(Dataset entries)

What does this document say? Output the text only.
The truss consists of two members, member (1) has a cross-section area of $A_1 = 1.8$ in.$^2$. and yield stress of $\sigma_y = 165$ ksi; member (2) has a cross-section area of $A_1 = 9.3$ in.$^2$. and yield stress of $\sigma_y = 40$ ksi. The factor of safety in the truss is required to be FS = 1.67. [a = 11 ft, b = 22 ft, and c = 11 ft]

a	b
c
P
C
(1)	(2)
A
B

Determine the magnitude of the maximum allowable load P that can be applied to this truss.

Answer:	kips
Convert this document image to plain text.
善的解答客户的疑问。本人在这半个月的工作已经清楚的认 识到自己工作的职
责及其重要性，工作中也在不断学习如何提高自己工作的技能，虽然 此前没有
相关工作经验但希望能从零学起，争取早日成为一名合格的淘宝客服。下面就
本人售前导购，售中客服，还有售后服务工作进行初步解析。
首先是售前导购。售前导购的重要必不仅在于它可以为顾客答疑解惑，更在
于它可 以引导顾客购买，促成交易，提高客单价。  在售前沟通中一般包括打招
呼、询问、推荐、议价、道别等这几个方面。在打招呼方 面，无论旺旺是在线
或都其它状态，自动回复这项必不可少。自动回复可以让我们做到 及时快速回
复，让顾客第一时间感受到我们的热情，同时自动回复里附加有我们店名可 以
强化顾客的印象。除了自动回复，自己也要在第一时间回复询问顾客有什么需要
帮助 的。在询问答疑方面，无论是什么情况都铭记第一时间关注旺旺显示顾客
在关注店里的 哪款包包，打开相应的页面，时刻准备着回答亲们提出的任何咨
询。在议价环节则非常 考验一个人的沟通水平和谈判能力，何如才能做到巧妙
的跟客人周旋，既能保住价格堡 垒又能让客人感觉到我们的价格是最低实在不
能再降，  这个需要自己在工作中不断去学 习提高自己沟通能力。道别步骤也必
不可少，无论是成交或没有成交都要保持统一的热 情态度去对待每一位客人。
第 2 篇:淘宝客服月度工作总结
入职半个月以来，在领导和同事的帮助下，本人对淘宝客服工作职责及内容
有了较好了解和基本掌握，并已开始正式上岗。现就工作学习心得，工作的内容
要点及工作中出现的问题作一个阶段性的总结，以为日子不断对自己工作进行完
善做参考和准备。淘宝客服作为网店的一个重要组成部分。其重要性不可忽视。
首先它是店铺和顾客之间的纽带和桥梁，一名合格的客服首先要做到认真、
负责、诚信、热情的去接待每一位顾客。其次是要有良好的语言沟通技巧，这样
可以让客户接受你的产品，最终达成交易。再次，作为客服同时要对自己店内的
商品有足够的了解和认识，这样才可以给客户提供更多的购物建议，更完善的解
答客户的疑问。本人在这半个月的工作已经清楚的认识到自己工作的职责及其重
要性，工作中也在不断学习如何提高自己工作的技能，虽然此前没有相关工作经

WHAT IS REQUIRED ::
In the records above, collect each line with "document".

SOLUTION FOR THIS PROBLEM ::
What does this document say? Output the text only.
Convert this document image to plain text.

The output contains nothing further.